■ **WHAT YOU SHOULD DO**
Isolate every line in the data with the string "chevron" and copy it.

■ **ROWS**
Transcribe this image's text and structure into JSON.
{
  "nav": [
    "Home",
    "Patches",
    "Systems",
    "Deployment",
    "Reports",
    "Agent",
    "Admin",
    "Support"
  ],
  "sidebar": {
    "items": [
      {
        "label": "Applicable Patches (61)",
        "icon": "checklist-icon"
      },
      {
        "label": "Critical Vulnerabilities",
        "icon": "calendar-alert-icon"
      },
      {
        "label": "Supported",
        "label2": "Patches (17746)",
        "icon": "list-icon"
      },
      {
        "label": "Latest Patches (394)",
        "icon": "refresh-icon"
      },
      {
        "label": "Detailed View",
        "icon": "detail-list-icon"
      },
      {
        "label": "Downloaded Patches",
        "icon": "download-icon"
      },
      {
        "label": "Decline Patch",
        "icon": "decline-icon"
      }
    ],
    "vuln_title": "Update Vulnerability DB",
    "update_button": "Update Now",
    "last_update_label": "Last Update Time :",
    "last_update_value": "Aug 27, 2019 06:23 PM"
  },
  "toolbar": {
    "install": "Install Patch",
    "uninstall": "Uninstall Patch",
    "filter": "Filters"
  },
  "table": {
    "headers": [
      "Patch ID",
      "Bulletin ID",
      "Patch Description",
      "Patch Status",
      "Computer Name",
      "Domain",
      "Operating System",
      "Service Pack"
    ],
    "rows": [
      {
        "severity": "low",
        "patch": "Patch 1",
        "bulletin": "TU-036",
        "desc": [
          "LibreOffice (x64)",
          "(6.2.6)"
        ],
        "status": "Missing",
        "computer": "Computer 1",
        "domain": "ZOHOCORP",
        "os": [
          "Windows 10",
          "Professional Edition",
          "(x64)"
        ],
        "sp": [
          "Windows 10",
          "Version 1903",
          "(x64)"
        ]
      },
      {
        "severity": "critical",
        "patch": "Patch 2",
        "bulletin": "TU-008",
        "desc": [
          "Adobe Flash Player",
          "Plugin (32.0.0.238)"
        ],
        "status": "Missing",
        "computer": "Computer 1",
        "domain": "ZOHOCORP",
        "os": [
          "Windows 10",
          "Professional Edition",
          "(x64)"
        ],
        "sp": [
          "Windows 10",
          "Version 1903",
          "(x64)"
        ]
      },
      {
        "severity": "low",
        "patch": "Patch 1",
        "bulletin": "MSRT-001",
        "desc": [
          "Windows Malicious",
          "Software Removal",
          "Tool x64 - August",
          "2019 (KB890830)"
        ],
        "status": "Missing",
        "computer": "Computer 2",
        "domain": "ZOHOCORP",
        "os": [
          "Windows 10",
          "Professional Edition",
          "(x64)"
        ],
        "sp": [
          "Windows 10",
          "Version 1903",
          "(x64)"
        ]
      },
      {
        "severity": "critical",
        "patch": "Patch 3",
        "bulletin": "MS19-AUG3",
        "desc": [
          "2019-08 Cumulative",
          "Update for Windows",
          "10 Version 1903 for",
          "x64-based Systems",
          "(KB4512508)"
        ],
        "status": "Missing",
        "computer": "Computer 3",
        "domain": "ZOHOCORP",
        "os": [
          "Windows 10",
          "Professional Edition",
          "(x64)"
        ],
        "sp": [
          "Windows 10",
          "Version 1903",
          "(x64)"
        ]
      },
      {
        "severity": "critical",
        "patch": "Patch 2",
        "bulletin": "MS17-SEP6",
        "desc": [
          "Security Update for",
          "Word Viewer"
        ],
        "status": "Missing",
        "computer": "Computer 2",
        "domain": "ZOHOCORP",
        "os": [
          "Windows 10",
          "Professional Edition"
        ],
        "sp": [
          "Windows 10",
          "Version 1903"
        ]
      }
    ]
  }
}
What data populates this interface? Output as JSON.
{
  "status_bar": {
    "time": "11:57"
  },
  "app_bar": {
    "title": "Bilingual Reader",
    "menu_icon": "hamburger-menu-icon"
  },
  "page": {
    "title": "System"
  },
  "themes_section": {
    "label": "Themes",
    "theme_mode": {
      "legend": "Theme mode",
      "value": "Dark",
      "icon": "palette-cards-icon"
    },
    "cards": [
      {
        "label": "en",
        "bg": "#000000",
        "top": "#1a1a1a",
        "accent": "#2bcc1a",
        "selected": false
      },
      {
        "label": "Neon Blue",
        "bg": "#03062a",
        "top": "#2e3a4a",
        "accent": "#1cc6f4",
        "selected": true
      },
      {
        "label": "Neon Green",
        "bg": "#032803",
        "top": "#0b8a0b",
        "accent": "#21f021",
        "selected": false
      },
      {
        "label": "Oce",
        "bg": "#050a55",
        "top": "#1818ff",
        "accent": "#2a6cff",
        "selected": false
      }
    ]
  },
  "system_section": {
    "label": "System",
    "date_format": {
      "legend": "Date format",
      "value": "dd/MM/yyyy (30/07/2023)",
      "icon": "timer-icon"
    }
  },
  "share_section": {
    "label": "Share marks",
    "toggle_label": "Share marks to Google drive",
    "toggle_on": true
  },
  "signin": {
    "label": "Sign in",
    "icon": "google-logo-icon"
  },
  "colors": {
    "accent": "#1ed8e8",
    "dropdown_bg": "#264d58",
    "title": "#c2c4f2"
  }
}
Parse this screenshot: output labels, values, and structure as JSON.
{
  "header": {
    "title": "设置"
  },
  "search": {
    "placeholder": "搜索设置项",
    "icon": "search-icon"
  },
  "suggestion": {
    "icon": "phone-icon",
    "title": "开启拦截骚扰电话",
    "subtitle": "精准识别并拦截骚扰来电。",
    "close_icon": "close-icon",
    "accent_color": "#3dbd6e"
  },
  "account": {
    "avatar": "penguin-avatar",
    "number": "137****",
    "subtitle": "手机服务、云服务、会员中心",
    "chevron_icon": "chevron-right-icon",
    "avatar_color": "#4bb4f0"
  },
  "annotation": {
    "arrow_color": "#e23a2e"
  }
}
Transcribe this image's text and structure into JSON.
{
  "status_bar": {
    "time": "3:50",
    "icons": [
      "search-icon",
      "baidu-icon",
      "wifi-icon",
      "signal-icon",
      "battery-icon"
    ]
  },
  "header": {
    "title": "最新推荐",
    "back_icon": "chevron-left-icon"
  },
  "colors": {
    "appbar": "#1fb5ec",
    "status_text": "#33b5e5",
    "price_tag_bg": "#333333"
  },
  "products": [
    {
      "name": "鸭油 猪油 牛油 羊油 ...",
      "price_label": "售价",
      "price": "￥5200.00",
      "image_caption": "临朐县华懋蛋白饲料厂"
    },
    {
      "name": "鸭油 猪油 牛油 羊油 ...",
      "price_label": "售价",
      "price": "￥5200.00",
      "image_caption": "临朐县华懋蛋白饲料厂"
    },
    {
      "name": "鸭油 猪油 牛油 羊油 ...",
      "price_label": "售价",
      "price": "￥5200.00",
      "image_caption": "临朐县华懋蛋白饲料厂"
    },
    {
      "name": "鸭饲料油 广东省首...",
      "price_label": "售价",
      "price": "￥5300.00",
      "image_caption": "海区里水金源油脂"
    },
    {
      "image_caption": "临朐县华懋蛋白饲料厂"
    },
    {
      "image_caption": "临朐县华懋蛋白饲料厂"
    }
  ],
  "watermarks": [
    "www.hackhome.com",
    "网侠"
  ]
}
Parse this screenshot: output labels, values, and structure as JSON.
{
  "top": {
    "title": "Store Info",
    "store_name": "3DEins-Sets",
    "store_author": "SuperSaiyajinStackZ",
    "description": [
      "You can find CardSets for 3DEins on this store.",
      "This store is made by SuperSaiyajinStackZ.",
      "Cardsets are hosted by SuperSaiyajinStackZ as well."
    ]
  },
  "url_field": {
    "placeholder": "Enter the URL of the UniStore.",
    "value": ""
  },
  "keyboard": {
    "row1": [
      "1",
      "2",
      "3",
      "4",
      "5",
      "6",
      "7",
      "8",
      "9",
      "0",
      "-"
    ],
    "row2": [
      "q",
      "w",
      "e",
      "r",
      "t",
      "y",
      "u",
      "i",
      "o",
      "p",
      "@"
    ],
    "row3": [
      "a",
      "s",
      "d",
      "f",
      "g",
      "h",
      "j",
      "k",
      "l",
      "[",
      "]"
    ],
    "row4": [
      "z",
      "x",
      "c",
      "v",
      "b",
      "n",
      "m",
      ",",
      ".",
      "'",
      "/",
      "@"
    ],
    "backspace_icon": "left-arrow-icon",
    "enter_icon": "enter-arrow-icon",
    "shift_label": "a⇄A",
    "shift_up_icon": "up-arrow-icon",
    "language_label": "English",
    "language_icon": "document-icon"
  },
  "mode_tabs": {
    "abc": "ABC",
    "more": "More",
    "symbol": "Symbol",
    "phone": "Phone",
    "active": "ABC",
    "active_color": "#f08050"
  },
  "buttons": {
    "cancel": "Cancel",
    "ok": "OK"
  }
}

■ **THE ANSWER**
    "chevron_icon": "chevron-right-icon",
    "back_icon": "chevron-left-icon"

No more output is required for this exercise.